> YOUR OBJECTIVE: The records below must be transcribed exactly. Do not include the pictures.

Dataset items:
_ _ _

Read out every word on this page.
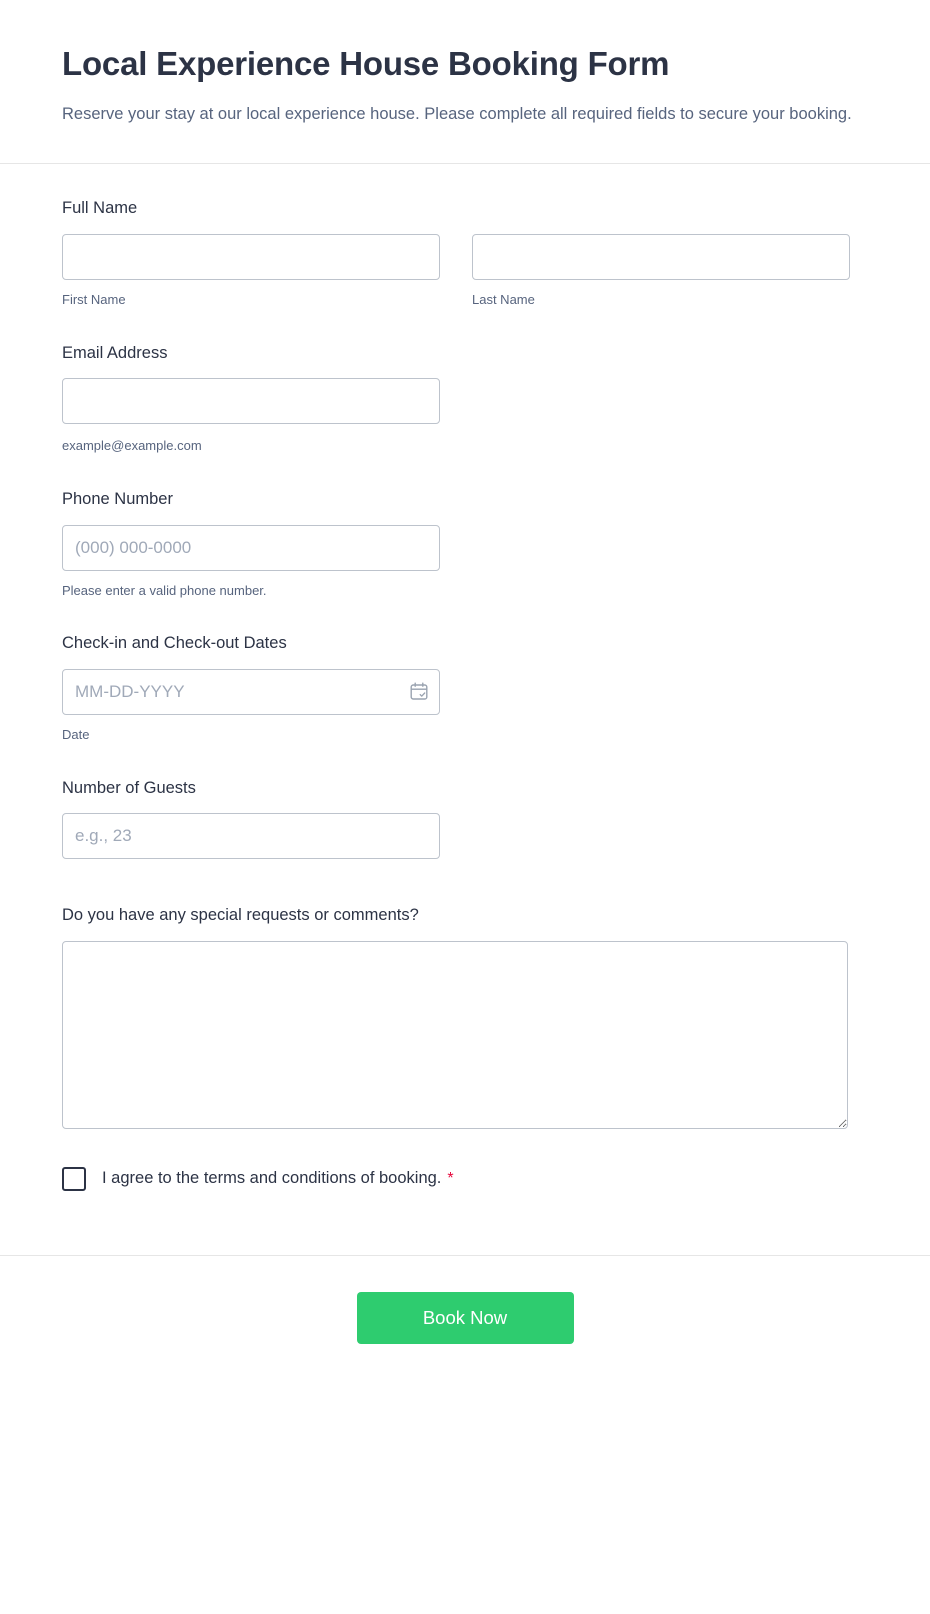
Local Experience House Booking Form

Reserve your stay at our local experience house. Please complete all required fields to secure your booking.

Full Name
First Name	Last Name
Email Address
example@example.com
Phone Number
(000) 000-0000
Please enter a valid phone number.
Check-in and Check-out Dates
MM-DD-YYYY
Date
Number of Guests
e.g., 23
Do you have any special requests or comments?
I agree to the terms and conditions of booking. *
Book Now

_ _ _

> RESULT OF THIS EXERCISE:
Read out every word on this page.
Local Experience House Booking Form

Reserve your stay at our local experience house. Please complete all required fields to secure your booking.

Full Name
First Name	Last Name
Email Address
example@example.com
Phone Number
(000) 000-0000
Please enter a valid phone number.
Check-in and Check-out Dates
MM-DD-YYYY
Date
Number of Guests
e.g., 23
Do you have any special requests or comments?
I agree to the terms and conditions of booking. *
Book Now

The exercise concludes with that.